◆ Objective ◆
Which lines of the records contain "title"? Collect every one of them.

◆ Information supplied ◆
----

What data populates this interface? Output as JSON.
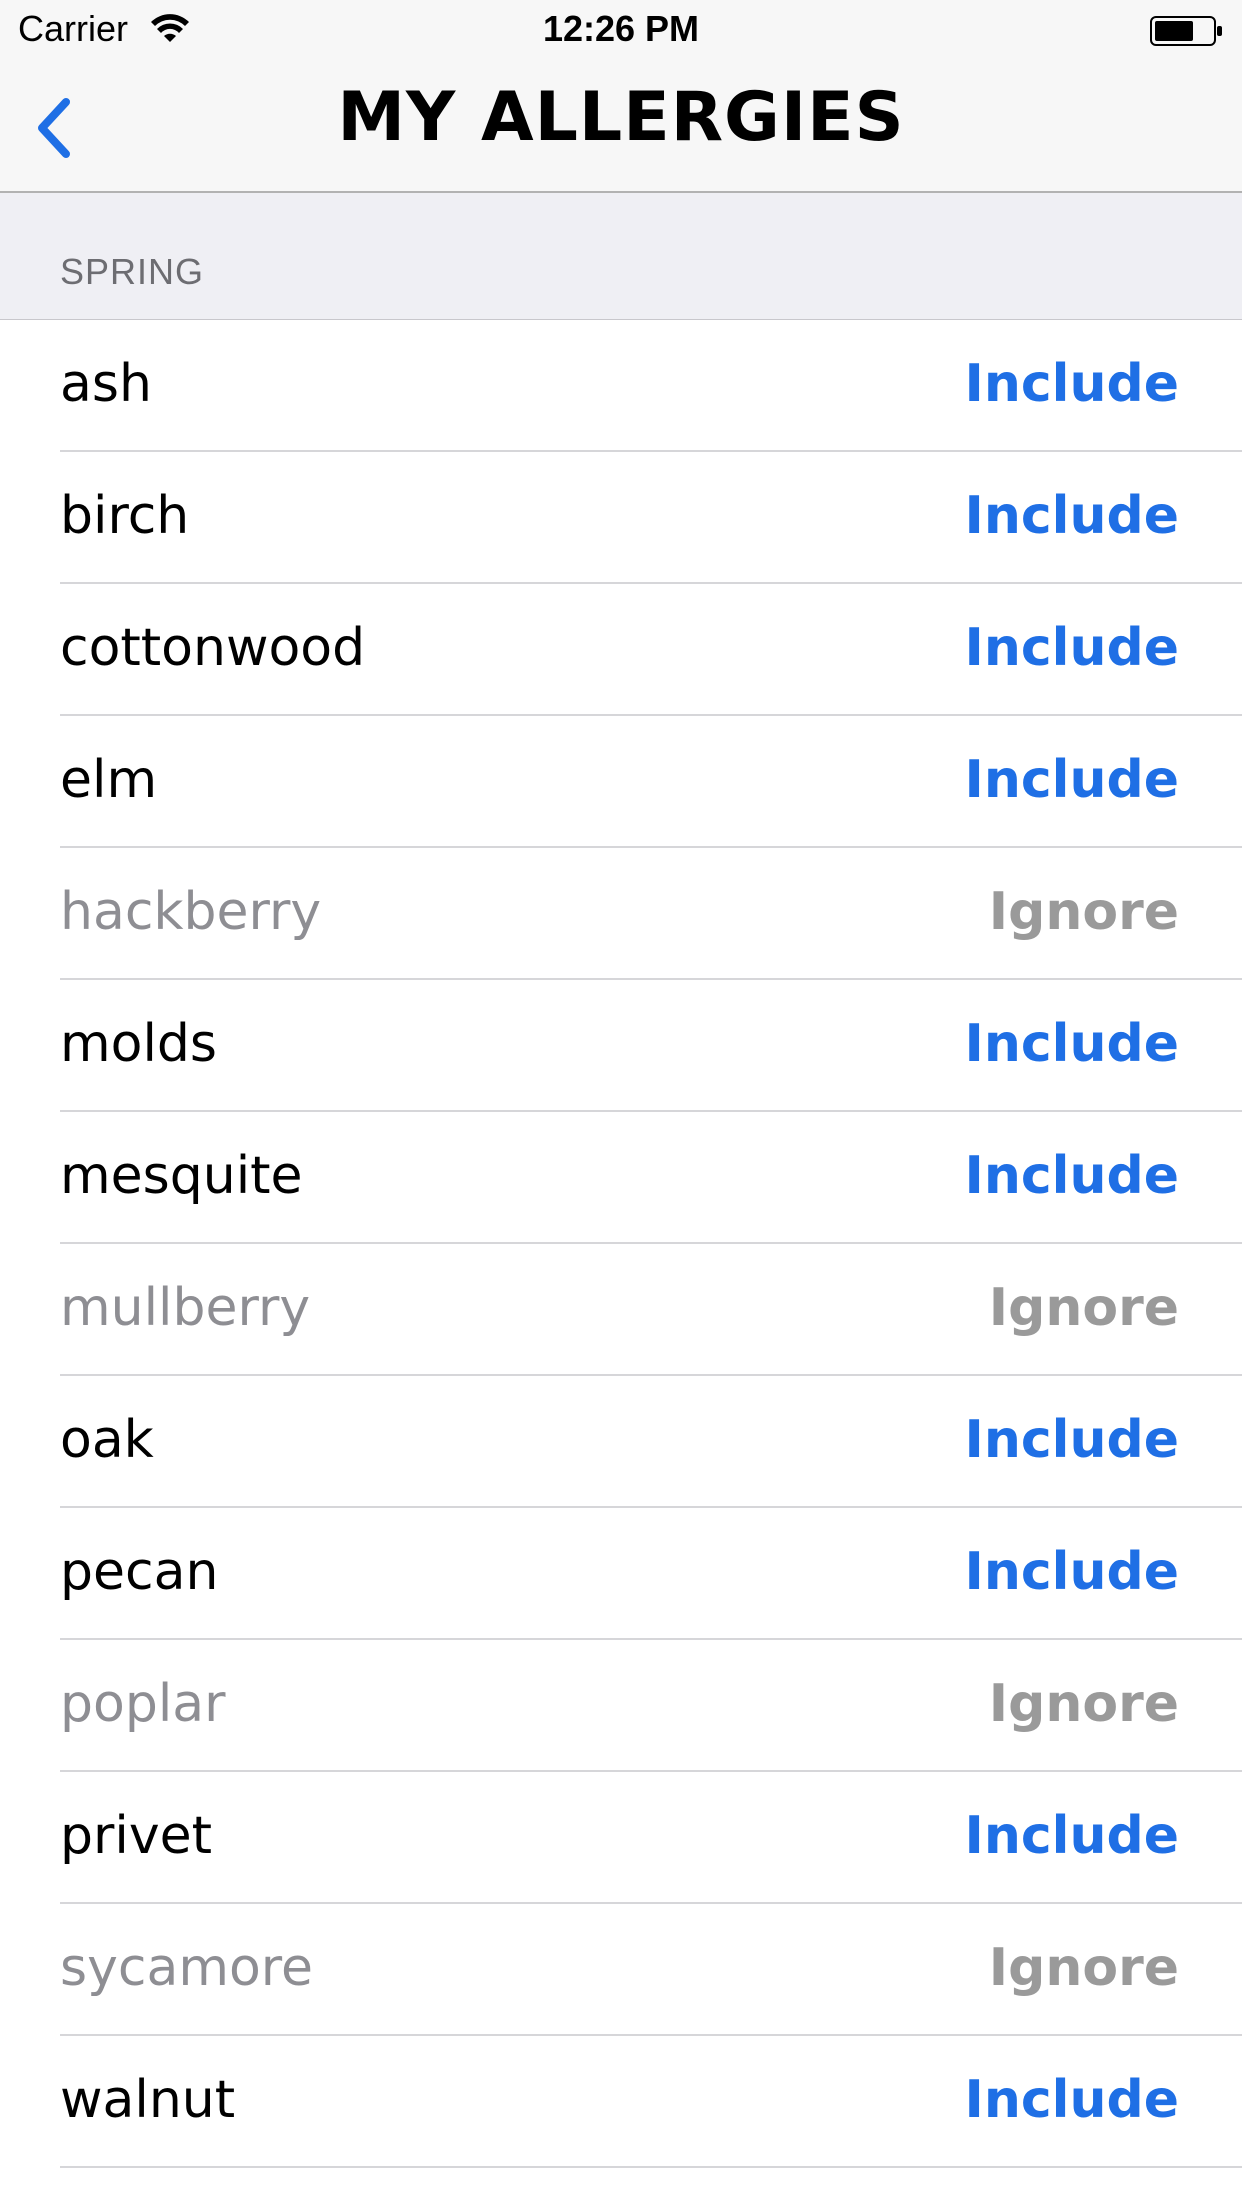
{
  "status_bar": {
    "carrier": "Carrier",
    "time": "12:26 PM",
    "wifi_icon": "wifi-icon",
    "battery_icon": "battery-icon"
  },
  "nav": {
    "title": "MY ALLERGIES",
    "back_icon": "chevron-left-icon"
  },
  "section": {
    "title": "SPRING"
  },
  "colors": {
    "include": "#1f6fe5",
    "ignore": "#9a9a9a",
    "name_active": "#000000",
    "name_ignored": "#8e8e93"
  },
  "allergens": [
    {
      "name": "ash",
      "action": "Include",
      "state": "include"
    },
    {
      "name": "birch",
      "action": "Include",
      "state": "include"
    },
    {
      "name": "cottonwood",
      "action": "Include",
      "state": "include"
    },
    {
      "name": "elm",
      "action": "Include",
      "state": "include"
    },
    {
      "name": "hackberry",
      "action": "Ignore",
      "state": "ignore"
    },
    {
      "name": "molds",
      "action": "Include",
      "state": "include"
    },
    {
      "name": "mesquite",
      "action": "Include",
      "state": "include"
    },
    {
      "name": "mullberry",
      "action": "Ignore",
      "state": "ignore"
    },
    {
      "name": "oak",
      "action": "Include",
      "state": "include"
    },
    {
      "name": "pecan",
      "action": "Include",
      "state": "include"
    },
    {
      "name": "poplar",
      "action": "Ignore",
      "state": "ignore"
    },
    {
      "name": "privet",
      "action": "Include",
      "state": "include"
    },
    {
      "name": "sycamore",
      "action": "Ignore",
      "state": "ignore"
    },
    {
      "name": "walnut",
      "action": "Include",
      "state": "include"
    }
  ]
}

----

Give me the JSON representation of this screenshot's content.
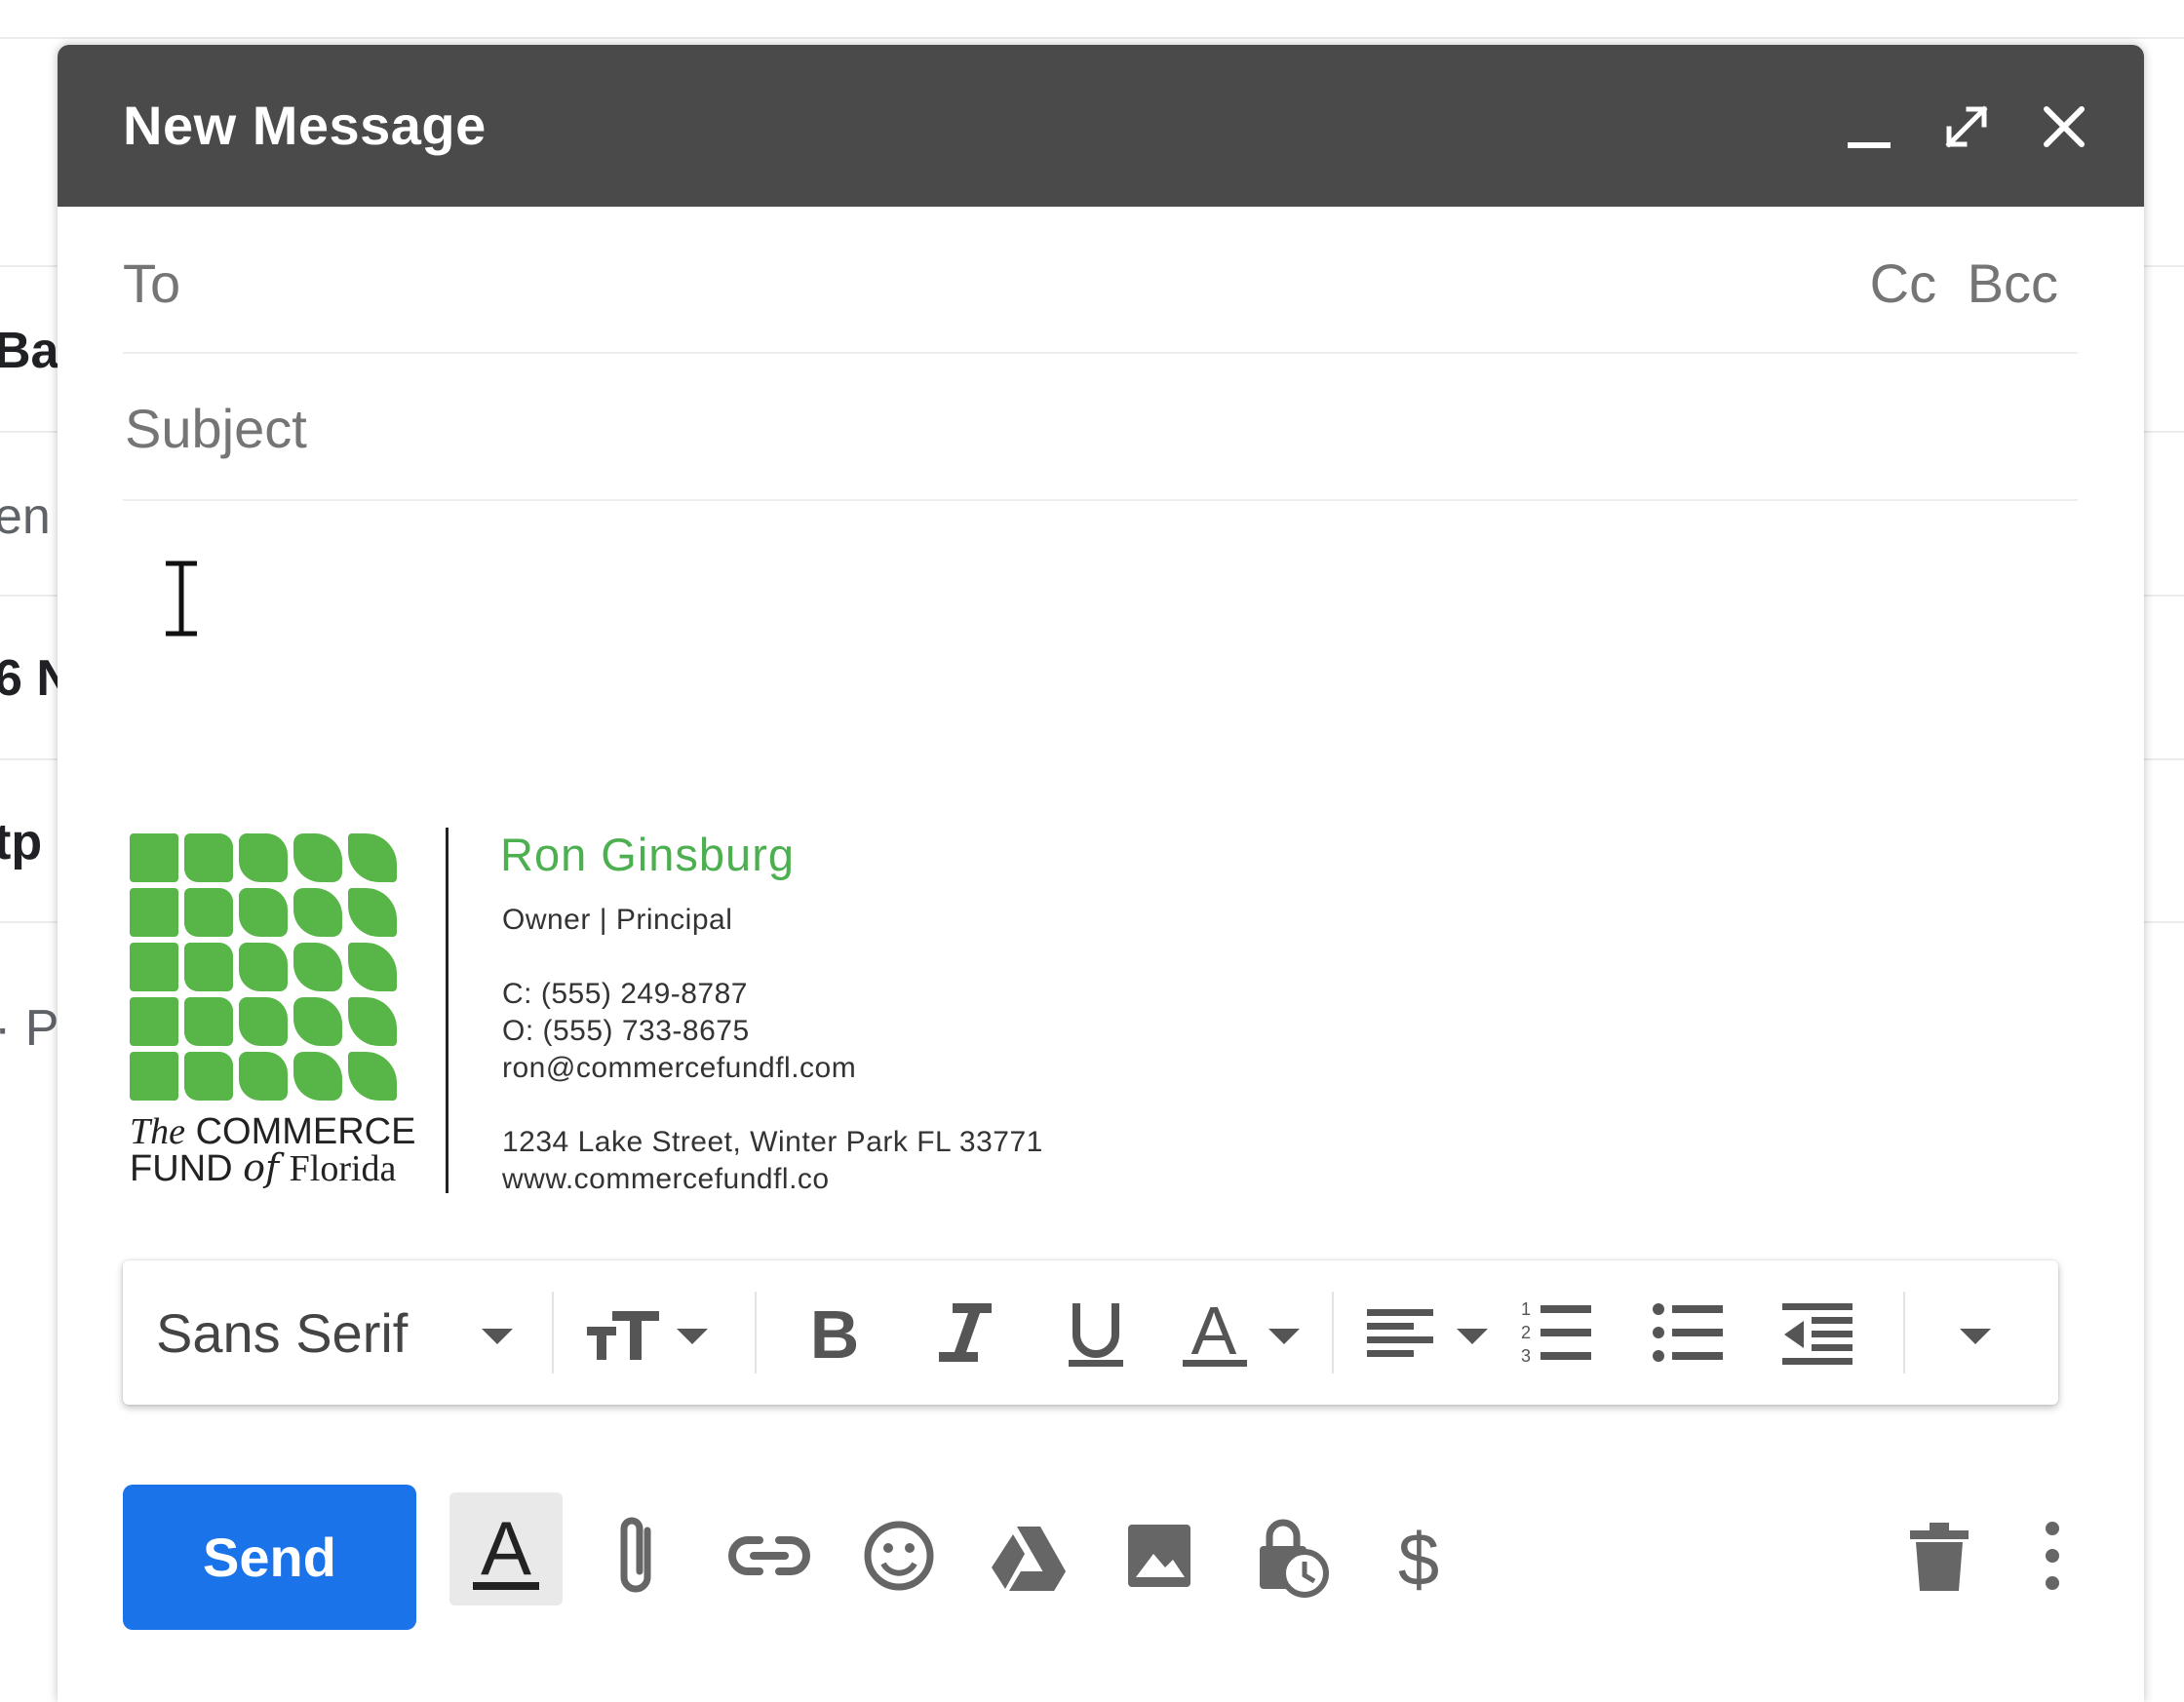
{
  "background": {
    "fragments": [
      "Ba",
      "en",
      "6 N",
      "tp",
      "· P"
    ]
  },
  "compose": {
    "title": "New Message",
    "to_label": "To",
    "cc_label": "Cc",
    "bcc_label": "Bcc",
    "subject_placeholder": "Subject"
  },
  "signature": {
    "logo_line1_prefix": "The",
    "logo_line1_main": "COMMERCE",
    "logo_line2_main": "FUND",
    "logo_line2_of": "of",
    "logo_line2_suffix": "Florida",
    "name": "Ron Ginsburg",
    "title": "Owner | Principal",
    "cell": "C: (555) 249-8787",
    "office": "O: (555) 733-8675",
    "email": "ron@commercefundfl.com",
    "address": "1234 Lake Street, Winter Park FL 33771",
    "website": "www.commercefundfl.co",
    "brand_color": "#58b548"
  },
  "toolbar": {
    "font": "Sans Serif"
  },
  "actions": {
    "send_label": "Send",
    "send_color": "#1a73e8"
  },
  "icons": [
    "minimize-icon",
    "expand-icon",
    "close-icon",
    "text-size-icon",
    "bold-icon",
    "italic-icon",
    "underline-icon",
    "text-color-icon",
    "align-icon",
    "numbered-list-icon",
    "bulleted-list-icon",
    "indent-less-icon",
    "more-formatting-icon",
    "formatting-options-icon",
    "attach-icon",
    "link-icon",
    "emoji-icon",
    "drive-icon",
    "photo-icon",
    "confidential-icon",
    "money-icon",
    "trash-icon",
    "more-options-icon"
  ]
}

----

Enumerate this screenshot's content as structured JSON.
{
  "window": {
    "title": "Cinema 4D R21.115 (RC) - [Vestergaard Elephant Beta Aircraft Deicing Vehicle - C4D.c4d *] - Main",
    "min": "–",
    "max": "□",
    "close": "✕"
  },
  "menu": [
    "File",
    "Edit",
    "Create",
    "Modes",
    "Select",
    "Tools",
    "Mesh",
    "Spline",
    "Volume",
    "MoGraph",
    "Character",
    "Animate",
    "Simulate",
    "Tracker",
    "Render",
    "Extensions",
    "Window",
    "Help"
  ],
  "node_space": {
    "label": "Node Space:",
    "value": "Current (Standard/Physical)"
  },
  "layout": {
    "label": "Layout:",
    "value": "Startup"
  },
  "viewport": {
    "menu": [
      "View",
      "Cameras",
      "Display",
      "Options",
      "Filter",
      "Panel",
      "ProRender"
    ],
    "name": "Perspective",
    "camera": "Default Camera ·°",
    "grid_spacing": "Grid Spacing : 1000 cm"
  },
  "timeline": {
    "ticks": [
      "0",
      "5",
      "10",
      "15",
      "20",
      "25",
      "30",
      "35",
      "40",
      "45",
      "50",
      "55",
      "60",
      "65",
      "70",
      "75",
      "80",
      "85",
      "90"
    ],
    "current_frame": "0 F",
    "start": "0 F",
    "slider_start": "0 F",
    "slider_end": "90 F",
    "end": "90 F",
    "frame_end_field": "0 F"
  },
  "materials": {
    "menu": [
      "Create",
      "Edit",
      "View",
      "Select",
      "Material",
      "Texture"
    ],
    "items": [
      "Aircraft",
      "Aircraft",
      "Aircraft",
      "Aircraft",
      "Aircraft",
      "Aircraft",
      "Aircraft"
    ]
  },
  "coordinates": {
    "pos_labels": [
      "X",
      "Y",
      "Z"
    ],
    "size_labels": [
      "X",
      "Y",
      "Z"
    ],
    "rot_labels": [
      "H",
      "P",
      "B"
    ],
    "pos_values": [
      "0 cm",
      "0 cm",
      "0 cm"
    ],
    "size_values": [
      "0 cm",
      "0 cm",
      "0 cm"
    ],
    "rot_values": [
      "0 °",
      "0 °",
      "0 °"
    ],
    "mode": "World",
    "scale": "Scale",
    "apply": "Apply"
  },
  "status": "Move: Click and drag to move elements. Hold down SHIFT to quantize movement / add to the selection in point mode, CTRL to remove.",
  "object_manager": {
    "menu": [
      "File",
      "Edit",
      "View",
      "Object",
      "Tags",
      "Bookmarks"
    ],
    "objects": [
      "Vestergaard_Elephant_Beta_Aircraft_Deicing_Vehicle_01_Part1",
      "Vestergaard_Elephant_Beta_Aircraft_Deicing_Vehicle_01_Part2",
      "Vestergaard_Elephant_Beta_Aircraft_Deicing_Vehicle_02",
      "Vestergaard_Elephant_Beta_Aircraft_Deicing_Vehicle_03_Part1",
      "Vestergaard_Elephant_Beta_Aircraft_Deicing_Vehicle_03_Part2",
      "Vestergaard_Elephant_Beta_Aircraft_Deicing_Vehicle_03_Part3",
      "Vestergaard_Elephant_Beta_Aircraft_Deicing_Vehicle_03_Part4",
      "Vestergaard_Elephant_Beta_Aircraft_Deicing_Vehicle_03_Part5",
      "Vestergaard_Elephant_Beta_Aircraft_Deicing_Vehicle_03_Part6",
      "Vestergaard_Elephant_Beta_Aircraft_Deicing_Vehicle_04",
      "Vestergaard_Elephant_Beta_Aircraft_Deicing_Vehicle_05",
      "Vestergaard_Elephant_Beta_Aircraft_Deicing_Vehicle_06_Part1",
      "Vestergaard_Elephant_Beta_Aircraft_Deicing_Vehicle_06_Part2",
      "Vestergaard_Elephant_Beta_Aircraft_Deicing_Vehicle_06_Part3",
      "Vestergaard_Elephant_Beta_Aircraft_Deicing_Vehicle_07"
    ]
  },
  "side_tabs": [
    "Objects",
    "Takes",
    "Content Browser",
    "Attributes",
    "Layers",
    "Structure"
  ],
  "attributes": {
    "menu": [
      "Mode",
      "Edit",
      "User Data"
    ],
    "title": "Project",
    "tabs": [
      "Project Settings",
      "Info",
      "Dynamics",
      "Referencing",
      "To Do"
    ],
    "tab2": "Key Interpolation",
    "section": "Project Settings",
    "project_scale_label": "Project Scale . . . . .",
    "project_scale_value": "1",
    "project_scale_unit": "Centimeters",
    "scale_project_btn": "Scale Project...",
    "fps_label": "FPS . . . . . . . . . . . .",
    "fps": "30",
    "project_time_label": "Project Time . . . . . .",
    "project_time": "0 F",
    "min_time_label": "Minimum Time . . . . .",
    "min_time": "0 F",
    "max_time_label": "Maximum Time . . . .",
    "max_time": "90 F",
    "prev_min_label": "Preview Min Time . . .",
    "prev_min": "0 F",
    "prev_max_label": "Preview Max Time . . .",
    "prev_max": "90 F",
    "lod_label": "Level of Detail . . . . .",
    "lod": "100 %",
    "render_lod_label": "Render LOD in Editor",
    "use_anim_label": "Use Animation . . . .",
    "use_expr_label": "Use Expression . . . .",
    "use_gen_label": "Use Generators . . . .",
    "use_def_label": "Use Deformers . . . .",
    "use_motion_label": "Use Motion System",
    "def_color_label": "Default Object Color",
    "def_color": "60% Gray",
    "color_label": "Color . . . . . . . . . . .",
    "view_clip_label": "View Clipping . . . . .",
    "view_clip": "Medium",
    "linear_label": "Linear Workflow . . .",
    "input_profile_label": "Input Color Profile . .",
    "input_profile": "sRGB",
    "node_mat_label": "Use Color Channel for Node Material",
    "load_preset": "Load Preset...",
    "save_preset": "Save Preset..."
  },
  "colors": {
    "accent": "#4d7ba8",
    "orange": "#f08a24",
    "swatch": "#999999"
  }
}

----

◆ Answer to the exercise ◆
    "title": "MY ALLERGIES",
    "title": "SPRING"
    "title": "New Message",
    "title": "Owner | Principal",
    "title": "Cinema 4D R21.115 (RC) - [Vestergaard Elephant Beta Aircraft Deicing Vehicle - C4D.c4d *] - Main",
    "title": "Project",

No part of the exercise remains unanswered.